- **EXERCISE OBJECTIVE**:
Where a line holds "data", copy it.

☆ ☆ ☆ ☆

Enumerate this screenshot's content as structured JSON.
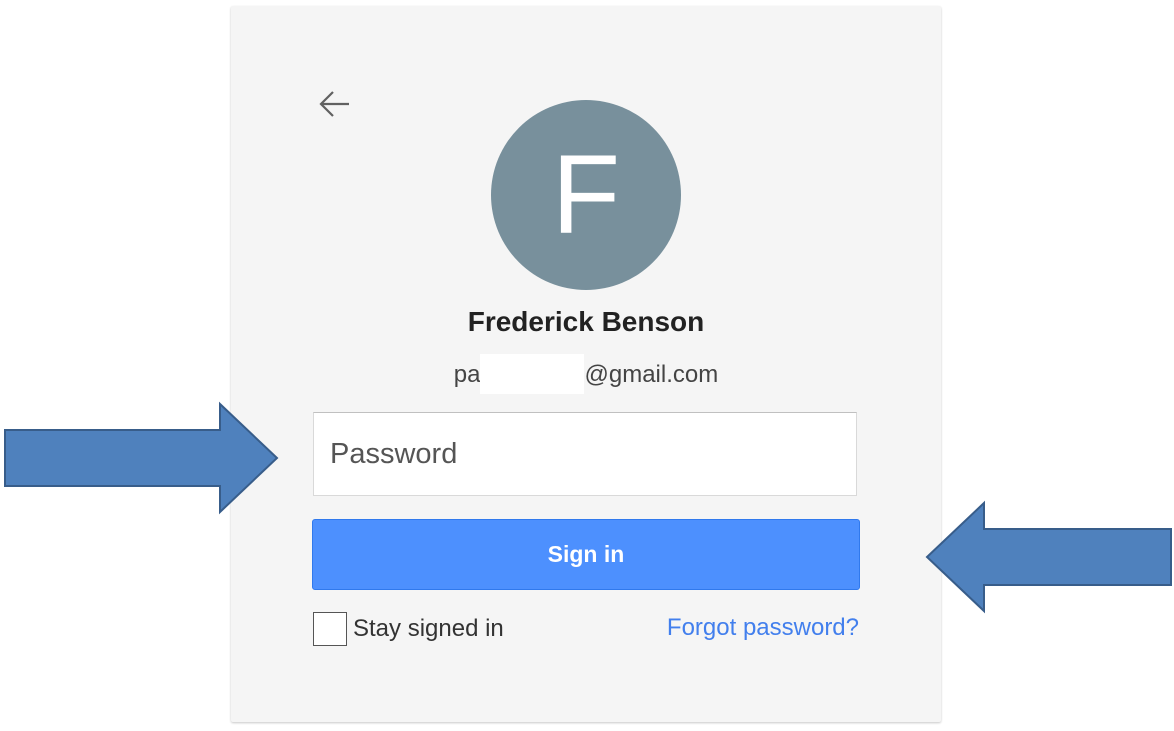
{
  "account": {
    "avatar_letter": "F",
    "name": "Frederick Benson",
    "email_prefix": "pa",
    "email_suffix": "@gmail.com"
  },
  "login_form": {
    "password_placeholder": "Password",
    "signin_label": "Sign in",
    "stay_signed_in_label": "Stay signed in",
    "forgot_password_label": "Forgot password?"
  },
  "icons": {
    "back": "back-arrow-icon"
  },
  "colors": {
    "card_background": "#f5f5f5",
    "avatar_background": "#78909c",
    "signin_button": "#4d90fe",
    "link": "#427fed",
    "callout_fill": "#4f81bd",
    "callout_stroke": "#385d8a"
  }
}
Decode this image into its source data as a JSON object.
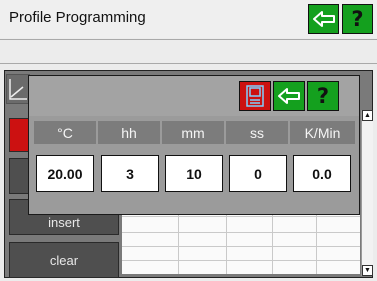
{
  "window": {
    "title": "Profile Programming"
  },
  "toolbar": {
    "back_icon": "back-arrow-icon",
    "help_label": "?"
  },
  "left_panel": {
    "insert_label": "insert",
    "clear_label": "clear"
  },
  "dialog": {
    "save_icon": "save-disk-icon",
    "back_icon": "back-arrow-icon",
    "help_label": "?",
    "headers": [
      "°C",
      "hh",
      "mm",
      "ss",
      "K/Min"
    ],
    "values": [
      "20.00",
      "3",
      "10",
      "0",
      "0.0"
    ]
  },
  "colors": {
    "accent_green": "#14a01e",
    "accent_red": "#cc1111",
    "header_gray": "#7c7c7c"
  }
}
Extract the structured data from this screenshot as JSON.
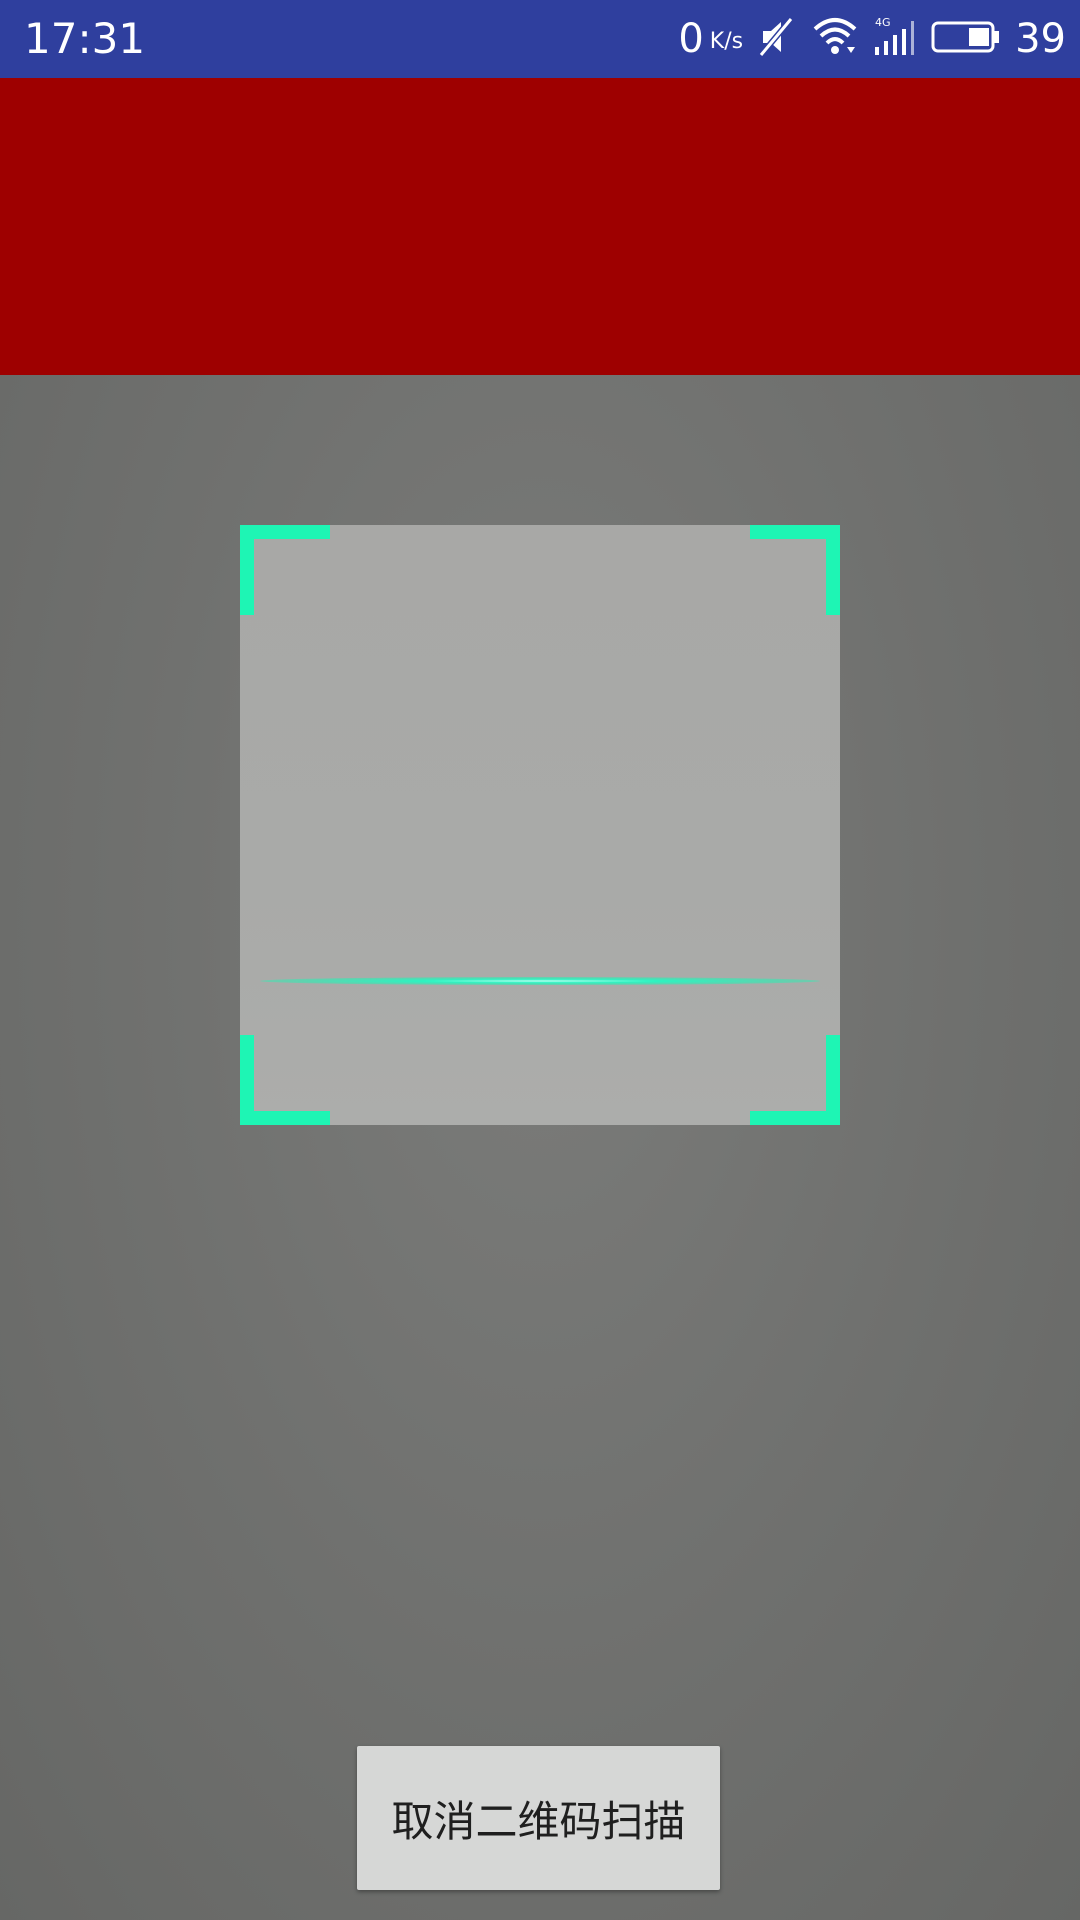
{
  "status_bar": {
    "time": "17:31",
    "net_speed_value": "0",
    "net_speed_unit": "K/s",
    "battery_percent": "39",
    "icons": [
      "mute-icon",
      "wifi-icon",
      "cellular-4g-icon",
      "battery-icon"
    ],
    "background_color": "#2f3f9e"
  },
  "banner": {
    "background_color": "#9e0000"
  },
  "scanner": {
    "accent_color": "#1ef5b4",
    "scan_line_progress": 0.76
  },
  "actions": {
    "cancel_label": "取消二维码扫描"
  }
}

☆ ☆ ☆ ☆

- **SOLUTION FOR THIS TASK**:
Decode this image into its source data as a JSON object.
Extract the structured data from this screenshot as JSON.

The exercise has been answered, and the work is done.